THE EXERCISE:
Please pick out every line in the items below that contains the word "poppet", and copy each such line. Case counts.

· · ·

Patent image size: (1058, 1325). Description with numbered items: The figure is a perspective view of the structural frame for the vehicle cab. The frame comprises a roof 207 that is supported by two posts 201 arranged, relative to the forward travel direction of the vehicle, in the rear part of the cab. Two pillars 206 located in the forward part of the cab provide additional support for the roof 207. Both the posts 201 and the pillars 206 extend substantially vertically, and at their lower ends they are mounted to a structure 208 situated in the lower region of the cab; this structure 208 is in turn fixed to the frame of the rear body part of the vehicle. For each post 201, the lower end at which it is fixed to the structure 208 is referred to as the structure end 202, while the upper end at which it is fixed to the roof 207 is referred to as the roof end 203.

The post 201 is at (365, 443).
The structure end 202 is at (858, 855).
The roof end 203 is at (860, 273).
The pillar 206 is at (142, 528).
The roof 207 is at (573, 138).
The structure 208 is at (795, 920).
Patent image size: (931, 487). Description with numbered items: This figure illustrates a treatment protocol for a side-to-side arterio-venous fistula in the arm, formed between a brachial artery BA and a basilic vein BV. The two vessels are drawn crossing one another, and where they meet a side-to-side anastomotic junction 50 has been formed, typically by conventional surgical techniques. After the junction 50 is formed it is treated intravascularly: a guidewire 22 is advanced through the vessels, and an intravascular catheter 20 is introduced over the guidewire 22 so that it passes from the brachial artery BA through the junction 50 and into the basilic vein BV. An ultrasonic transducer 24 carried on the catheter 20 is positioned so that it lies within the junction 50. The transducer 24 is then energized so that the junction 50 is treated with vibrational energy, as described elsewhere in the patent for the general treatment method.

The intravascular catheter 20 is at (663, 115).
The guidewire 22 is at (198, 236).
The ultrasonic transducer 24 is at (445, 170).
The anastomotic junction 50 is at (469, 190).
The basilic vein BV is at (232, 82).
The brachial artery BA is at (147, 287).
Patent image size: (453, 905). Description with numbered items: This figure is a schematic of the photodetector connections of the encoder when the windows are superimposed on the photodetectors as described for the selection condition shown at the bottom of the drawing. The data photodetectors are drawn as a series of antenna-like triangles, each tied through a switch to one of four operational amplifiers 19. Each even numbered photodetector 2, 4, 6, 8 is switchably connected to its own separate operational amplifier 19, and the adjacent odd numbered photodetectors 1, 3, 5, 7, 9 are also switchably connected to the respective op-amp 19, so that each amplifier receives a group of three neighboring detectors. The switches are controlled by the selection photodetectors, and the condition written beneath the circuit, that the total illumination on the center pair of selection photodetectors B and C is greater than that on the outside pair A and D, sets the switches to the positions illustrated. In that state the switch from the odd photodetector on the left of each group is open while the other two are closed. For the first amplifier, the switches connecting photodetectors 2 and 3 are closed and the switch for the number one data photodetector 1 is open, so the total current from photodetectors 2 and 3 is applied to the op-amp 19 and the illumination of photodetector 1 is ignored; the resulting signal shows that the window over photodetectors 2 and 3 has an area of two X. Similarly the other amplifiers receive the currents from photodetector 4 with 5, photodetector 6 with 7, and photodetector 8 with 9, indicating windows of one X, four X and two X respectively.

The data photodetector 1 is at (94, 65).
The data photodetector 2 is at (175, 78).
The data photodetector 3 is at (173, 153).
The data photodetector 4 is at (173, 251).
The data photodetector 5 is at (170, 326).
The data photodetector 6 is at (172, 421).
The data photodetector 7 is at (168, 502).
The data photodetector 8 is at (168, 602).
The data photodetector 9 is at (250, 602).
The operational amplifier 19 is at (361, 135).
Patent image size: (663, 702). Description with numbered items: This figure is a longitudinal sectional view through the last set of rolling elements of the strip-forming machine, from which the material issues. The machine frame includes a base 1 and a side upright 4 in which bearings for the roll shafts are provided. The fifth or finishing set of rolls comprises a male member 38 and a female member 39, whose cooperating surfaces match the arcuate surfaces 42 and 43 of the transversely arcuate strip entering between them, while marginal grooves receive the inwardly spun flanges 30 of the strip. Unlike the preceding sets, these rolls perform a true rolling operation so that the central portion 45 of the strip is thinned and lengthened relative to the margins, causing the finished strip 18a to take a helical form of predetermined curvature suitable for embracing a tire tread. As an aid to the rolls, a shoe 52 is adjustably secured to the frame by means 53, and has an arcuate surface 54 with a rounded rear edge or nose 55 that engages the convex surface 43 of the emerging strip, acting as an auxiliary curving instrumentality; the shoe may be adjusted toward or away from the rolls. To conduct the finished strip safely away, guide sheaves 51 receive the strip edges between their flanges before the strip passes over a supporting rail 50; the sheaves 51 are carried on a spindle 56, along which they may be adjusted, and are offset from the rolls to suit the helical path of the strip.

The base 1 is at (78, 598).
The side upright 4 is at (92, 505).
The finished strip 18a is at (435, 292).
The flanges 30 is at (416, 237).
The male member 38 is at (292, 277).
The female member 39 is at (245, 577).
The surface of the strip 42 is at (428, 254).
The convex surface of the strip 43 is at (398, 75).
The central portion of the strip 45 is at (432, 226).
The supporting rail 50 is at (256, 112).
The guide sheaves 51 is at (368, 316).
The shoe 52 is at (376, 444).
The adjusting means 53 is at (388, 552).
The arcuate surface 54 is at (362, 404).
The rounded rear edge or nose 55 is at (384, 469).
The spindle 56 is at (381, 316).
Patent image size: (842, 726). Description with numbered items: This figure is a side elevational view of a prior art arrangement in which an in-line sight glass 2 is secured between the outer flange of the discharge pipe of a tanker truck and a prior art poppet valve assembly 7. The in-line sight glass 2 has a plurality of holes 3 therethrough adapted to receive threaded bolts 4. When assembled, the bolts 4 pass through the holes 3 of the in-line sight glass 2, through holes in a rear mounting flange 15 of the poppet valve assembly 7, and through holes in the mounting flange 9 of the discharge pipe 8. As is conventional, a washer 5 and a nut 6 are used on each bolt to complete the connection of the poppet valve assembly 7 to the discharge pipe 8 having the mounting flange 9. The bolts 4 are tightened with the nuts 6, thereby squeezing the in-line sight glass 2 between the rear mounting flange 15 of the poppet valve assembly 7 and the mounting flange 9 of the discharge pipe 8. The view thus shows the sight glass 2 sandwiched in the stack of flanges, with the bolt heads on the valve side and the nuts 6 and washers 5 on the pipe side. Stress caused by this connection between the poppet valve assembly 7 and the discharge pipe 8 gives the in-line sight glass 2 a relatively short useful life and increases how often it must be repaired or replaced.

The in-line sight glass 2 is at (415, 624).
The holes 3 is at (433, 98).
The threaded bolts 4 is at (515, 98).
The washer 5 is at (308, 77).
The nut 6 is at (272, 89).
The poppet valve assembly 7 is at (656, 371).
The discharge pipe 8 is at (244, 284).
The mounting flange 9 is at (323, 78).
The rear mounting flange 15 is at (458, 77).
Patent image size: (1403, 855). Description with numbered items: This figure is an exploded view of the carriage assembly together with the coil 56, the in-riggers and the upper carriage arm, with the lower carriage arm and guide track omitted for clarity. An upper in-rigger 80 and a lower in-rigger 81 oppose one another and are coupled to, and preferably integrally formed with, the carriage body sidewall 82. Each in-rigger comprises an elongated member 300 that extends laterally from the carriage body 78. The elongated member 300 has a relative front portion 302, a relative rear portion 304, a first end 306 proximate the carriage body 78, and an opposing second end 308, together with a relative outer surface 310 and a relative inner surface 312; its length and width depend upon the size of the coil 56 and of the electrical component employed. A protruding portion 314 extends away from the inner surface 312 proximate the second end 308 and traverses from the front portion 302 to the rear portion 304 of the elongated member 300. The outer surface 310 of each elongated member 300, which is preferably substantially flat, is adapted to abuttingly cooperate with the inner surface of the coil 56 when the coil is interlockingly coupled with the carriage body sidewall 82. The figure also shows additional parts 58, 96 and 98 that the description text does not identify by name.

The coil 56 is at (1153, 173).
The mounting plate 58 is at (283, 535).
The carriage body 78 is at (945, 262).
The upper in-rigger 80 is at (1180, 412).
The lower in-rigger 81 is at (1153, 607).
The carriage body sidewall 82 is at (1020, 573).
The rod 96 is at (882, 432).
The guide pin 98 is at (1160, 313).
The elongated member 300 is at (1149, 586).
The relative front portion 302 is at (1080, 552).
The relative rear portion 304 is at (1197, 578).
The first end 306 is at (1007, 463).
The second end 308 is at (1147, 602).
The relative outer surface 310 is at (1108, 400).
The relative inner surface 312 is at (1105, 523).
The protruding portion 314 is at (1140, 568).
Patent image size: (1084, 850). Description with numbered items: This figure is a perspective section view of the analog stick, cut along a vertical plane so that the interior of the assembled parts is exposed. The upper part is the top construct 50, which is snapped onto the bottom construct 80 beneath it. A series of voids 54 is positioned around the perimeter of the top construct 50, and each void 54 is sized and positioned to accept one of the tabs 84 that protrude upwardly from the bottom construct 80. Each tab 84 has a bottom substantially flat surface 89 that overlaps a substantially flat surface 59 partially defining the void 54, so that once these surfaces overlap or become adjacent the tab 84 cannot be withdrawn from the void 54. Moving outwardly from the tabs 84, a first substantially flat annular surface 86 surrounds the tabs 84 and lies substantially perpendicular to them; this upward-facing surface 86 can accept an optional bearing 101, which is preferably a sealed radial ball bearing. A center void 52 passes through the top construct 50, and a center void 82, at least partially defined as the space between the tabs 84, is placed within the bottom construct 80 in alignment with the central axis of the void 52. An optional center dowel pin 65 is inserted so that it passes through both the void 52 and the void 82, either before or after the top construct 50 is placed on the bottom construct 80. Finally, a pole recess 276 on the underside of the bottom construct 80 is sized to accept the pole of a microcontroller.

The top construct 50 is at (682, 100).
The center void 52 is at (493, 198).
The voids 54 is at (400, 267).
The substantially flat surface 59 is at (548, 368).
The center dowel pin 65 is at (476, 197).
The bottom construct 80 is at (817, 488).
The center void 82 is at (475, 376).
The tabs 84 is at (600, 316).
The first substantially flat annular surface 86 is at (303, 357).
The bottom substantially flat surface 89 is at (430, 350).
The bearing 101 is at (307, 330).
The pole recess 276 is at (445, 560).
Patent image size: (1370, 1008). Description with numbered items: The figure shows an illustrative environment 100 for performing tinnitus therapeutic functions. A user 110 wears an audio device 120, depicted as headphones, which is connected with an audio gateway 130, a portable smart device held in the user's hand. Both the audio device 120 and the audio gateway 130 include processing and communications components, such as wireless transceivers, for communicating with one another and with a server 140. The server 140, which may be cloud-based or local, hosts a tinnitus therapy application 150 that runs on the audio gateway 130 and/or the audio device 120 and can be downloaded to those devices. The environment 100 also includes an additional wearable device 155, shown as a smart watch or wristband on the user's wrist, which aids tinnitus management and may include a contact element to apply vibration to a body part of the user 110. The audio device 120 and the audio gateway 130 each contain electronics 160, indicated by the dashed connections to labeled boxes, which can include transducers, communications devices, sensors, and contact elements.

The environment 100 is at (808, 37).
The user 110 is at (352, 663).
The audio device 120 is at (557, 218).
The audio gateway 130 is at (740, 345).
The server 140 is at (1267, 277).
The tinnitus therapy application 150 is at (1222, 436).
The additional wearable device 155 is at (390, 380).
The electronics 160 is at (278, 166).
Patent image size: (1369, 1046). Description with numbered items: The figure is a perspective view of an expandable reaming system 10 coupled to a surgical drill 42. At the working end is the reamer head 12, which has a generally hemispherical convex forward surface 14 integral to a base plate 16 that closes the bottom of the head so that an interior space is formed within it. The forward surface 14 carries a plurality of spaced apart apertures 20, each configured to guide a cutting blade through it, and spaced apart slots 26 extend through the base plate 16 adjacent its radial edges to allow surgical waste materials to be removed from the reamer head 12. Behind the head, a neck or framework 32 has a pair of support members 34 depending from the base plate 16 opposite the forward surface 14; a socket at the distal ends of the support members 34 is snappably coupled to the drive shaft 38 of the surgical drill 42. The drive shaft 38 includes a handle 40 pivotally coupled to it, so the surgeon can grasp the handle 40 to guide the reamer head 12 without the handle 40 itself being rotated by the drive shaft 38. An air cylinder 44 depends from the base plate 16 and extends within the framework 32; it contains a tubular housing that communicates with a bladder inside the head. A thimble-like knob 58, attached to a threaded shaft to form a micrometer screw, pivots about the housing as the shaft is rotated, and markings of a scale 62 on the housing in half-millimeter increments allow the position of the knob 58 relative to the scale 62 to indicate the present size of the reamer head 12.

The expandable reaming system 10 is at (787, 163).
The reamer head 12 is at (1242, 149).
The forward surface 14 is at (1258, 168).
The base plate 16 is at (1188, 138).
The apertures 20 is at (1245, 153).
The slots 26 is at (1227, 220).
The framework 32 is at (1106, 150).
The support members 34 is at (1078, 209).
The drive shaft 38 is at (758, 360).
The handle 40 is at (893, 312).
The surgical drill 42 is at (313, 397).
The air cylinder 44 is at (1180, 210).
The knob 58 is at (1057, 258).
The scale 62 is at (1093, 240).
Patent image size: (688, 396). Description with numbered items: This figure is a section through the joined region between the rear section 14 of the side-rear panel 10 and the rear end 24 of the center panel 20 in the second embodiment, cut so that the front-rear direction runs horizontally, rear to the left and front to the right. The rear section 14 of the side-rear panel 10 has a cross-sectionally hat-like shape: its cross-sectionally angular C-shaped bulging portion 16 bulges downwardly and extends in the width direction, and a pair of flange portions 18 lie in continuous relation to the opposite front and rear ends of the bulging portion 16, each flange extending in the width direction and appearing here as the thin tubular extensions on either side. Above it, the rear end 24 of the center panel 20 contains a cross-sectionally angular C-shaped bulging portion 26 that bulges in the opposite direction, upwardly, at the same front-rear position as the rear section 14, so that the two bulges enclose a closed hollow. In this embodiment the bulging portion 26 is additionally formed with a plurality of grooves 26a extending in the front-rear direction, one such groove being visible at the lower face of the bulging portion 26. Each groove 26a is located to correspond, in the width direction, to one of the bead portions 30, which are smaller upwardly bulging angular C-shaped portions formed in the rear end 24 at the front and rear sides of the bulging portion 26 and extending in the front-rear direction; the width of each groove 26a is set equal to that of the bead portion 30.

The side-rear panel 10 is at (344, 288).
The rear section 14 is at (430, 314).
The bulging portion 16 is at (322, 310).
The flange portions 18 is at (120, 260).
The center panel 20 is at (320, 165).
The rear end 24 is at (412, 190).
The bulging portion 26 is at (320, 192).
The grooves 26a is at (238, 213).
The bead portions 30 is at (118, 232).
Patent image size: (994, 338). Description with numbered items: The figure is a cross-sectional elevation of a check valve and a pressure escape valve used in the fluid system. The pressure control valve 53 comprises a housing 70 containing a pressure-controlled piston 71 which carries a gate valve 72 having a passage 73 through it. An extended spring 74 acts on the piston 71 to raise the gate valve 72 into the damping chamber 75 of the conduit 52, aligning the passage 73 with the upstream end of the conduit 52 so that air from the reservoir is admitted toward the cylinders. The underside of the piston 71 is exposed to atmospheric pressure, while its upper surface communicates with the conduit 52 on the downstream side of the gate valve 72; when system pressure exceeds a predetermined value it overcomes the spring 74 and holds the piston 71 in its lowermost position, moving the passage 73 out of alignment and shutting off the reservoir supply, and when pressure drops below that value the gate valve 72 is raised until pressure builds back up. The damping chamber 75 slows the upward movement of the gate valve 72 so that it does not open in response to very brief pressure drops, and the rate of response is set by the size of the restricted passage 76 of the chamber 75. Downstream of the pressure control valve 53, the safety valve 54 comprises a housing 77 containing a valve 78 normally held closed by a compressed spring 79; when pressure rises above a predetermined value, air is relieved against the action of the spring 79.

· · ·

TASK OUTPUT:
Patent image size: (842, 726). Description with numbered items: This figure is a side elevational view of a prior art arrangement in which an in-line sight glass 2 is secured between the outer flange of the discharge pipe of a tanker truck and a prior art poppet valve assembly 7. The in-line sight glass 2 has a plurality of holes 3 therethrough adapted to receive threaded bolts 4. When assembled, the bolts 4 pass through the holes 3 of the in-line sight glass 2, through holes in a rear mounting flange 15 of the poppet valve assembly 7, and through holes in the mounting flange 9 of the discharge pipe 8. As is conventional, a washer 5 and a nut 6 are used on each bolt to complete the connection of the poppet valve assembly 7 to the discharge pipe 8 having the mounting flange 9. The bolts 4 are tightened with the nuts 6, thereby squeezing the in-line sight glass 2 between the rear mounting flange 15 of the poppet valve assembly 7 and the mounting flange 9 of the discharge pipe 8. The view thus shows the sight glass 2 sandwiched in the stack of flanges, with the bolt heads on the valve side and the nuts 6 and washers 5 on the pipe side. Stress caused by this connection between the poppet valve assembly 7 and the discharge pipe 8 gives the in-line sight glass 2 a relatively short useful life and increases how often it must be repaired or replaced.
The poppet valve assembly 7 is at (656, 371).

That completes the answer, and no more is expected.